23 Y le ofrecían vino mezclado con mirra {esmyrnismenon: preparado con resina aromática}, pero él {autos, Jesús Sufriente} no lo tomó.

24 Y lo {Iesous, Mesías Crucificado} crucifican, y reparten sus vestiduras {himation: prendas exteriores} echando suertes sobre ellas, para ver quién tomará qué.

25 Llegada la hora tercera {hora: período de tiempo aproximadamente de una hora}, lo {Iesous, Mesías Sufriente} crucificaron.

26 Y la inscripción {epigraphe: anuncio fijado} de la causa de él {Iesous: Condenado Inocente} estaba escrita: “El Rey de los Judíos” {basileus ton Ioudaiōn: título mesiánico}.

27 Y junto a Jesús {Iesous, Rey Humillado} se crucifican dos salteadores {leistes: criminales violentos}; uno a su diestra y el otro a su siniestra.

28 Se cumplió lo escrito en la Escritura {graphe: Escritura Sagrada}: «Fue contado junto a los inicuos {anomon: personas sin ley}».

29 Y los que pasaban blasfemaban contra él {auton: dirigido a Jesús humillado}, moviendo sus cabezas {kephalas: gesto visible de burla} y decían: “¡Ay, tú que destruyes el templo y lo edificas en tres días!”

(Datos de análisis de la disposición de página)
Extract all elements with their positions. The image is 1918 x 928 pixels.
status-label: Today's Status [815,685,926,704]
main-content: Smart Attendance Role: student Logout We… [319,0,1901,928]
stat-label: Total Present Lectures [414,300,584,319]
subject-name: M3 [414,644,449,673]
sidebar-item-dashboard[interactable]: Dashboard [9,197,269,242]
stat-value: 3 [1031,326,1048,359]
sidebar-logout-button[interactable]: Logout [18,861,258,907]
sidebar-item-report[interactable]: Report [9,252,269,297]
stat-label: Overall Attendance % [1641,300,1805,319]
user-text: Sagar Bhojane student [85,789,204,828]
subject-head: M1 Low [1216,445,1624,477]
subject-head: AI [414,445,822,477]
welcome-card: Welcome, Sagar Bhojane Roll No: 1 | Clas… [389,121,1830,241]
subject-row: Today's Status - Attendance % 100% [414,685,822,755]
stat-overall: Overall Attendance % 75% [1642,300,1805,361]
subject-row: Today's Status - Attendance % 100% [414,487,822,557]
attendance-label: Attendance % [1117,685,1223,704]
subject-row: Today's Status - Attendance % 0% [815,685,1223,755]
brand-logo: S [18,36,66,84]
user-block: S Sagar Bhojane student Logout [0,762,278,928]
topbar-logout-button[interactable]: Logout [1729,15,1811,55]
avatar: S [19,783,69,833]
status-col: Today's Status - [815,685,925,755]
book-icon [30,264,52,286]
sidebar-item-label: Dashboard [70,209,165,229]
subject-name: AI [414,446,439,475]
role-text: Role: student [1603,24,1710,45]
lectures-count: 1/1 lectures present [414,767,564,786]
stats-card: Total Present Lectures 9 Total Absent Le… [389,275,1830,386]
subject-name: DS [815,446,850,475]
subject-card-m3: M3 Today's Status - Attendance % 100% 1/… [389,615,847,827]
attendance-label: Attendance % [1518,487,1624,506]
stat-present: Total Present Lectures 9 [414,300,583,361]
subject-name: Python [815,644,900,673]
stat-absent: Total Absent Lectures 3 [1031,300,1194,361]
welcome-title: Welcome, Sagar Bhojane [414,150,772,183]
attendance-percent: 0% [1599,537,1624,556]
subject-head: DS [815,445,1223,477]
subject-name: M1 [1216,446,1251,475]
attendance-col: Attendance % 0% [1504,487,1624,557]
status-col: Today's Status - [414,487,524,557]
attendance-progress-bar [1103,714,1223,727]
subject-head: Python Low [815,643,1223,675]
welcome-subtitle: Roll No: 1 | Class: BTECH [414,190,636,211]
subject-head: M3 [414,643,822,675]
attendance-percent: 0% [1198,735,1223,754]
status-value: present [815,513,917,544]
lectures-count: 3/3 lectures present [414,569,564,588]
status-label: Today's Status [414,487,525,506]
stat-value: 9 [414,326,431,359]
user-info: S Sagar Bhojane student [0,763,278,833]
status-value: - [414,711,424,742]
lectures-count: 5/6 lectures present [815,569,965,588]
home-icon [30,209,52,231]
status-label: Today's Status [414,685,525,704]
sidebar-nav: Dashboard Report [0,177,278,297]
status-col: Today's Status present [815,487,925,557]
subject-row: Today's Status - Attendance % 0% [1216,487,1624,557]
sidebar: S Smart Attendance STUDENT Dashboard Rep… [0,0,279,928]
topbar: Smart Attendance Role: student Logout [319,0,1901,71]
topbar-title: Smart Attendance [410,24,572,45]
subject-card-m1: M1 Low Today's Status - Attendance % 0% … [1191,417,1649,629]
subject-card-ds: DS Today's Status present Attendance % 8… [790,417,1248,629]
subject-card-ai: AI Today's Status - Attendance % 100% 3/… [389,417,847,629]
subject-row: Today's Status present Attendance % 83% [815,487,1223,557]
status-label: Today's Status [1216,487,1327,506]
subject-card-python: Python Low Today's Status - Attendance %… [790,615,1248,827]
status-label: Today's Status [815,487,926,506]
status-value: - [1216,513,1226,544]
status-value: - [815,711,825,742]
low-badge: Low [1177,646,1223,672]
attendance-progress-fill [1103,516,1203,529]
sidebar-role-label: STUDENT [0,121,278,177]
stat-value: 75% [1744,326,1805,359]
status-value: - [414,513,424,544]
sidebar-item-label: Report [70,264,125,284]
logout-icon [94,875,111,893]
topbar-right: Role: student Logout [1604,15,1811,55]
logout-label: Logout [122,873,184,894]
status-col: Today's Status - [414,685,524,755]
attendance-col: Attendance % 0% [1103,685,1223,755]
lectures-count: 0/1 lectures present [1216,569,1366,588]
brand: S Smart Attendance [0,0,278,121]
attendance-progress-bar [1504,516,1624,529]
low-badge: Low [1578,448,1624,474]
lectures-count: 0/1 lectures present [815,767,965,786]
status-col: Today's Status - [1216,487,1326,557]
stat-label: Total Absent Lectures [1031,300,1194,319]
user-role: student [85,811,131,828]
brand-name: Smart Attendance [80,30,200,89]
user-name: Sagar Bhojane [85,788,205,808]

### Tareas pendientes
(a) En el pasaje sobre la crucifixión, ¿qué decía la inscripción con la causa?
(b) Indica si cada afirmación concuerda con el pasaje sobre la crucifixión y cita las palabras que lo deciden: (i) él tomó el vino mezclado con mirra; (ii) los dos salteadores fueron crucificados uno a cada lado de Jesús; (iii) los que pasaban movían la cabeza.
(c) Por favor, retoma el pasaje sobre la crucifixión y continúalo a partir de su última frase.

### Tus respuestas
(a) “El Rey de los Judíos”.

(b) (i) No: «no lo tomó». (ii) Sí: «uno a su diestra y el otro a su siniestra». (iii) Sí: «moviendo sus cabezas».

(c)
30 Sálvate a ti mismo {seauton: propio ser interior} al descender de la cruz {staurou: madero de suplicio romano}.

31 Del mismo modo, los principales sacerdotes {archiereis: jefes religiosos} burlándose entre sí con los escribas {grammateis: expertos en la Ley}, decían: «A otros salvó; a sí mismo no puede salvar.»

32 El Cristo {Christos, Mesías Rechazado}, el rey {basileus: gobernador ungido} de Israel, que descienda ahora de la cruz, para que veamos y creamos. Y los que estaban crucificados con él lo injuriaban.

33 Cuando llegó la hora sexta, hubo oscuridad {skotos: ausencia total de luz} sobre toda la tierra {ge: territorio habitado} hasta la hora novena.

34 Y en la novena hora, Jesús {Iesous, Sufriente Redentor} clamó con voz {phone: clamor audible} grande: «¿Eloi, Eloi, lema sabachthani?», que significa: «Dios {Theos, Padre que escucha} mío, Dios mío, ¿por qué me has abandonado?».

35 Y algunos de los presentes {parestekoton: testigos cercanos}, tras escucharlo, comentaban: «Observa, llama a Elías {Elias, profeta esperado}»

36 Pero uno, corriendo y habiendo llenado una esponja de vinagre {oxous: bebida agria usada en ejecuciones} y colocándola en una caña, le daba de beber a él {Iesous, Rey Crucificado}, diciendo: "Dejad; veamos si viene Elías a bajarlo."

37 Y Jesús {Iesous, Salvador Sufriente}, dando un fuerte grito {phonen: expresión de intenso dolor}, expiró.

38 Y el velo {katapetasma: cortina interior divisoria} del templo resultó desgarrado {eschisthe: apertura completa} en dos, de lo alto a lo bajo.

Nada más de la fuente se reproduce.